Eso se debe a que el campo científico es, desde algunos puntos de vista, un campo como los demás, aunque obedece a una lógica específica, que se puede entender sin necesidad de apelar a ninguna forma de trascendencia, y a que es un lugar histórico en el que se producen unas verdades transhistóricas. La primera, y, sin duda, la fundamental de las propiedades singulares del campo científico es, como ya se ha visto, la mayor o menor limitación de los que tienen acceso a él, que hace que cada investigador tienda a no tener más receptores que los investigadores más adecuados para entenderlo, pero también para criticarlo, por no decir refutarlo y desmentirlo. La segunda, que da su forma especial al efecto de censura que supone esa limitación, es el hecho de que la lucha científica, a diferencia de la lucha artística, tiene como objetivo el monopolio de la representación científicamente legítima de lo «real», y los investigadores, en su confrontación, aceptan tácitamente el arbitraje de lo «real» (tal como puede ser producido por el equipo teórico y experimental efectivamente disponible en el momento considerado). Todo se plantea como si al adoptar una actitud próxima a lo que los fenomenólogos llaman la «actitud natural» los investigadores se pusieran de acuerdo, tácitamente, sobre el proyecto de ofrecer una representación realista de lo real; o, más exactamente, aceptaran de modo tácito la existencia de una realidad objetiva por el hecho de aceptar el proyecto de buscar y de decir la verdad del mundo y de aceptar ser criticados, contradichos, refutados, en nombre de la referencia a lo real, constituido de ese modo en árbitro de la investigación.

Tarea asignada 1
Reproduce textualmente los registros desde el principio hasta la línea que contiene "button-hints: ЗАПОМНИТЬ : OK", ambos extremos incluidos.
Los registros no guardan relación alguna con el fragmento.

Registros proporcionados
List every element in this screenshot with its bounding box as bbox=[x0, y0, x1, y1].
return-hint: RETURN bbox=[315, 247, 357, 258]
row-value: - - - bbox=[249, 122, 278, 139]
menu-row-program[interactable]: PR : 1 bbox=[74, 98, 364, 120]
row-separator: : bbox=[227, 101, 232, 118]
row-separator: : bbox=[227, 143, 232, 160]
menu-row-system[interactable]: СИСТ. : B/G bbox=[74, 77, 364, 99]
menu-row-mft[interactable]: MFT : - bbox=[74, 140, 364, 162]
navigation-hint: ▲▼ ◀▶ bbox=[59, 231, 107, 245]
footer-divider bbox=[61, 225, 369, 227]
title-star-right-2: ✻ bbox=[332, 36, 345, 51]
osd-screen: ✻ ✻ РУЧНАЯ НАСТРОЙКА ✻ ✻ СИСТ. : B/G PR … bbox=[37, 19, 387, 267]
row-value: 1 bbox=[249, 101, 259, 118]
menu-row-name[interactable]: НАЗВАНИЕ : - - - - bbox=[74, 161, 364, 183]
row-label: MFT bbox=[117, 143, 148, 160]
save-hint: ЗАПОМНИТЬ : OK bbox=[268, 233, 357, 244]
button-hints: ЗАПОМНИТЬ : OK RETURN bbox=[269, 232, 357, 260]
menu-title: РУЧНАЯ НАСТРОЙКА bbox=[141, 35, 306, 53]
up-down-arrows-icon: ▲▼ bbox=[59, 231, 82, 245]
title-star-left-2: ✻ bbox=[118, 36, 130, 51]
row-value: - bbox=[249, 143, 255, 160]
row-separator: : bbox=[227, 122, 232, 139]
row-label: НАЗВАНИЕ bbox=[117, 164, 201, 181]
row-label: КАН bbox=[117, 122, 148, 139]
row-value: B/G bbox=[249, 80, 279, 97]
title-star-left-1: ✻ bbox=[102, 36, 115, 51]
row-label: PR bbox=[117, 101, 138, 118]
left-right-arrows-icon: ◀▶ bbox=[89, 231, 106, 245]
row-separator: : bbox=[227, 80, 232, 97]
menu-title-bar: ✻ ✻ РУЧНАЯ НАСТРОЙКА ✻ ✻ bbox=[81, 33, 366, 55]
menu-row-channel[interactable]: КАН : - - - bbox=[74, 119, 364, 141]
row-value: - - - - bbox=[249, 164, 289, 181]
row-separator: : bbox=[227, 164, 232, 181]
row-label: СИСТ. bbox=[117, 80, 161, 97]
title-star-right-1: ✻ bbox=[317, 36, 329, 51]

Tarea asignada 2
Traduce al inglés esta oración del fragmento sobre el campo científico: «Eso se debe a que el campo científico es, desde algunos puntos de vista, un campo como los demás, aunque obedece a una lógica específica, que se puede entender sin necesidad de apelar a ninguna forma de trascendencia, y a que es un lugar histórico en el que se producen unas verdades transhistóricas».

Respuesta completa 1
List every element in this screenshot with its bounding box as bbox=[x0, y0, x1, y1].
return-hint: RETURN bbox=[315, 247, 357, 258]
row-value: - - - bbox=[249, 122, 278, 139]
menu-row-program[interactable]: PR : 1 bbox=[74, 98, 364, 120]
row-separator: : bbox=[227, 101, 232, 118]
row-separator: : bbox=[227, 143, 232, 160]
menu-row-system[interactable]: СИСТ. : B/G bbox=[74, 77, 364, 99]
menu-row-mft[interactable]: MFT : - bbox=[74, 140, 364, 162]
navigation-hint: ▲▼ ◀▶ bbox=[59, 231, 107, 245]
footer-divider bbox=[61, 225, 369, 227]
title-star-right-2: ✻ bbox=[332, 36, 345, 51]
osd-screen: ✻ ✻ РУЧНАЯ НАСТРОЙКА ✻ ✻ СИСТ. : B/G PR … bbox=[37, 19, 387, 267]
row-value: 1 bbox=[249, 101, 259, 118]
menu-row-name[interactable]: НАЗВАНИЕ : - - - - bbox=[74, 161, 364, 183]
row-label: MFT bbox=[117, 143, 148, 160]
save-hint: ЗАПОМНИТЬ : OK bbox=[268, 233, 357, 244]
button-hints: ЗАПОМНИТЬ : OK RETURN bbox=[269, 232, 357, 260]

Respuesta completa 2
That is because the scientific field is, from some points of view, a field like the others, although it obeys a specific logic, which can be understood without any need to appeal to any form of transcendence, and because it is a historical place in which transhistorical truths are produced.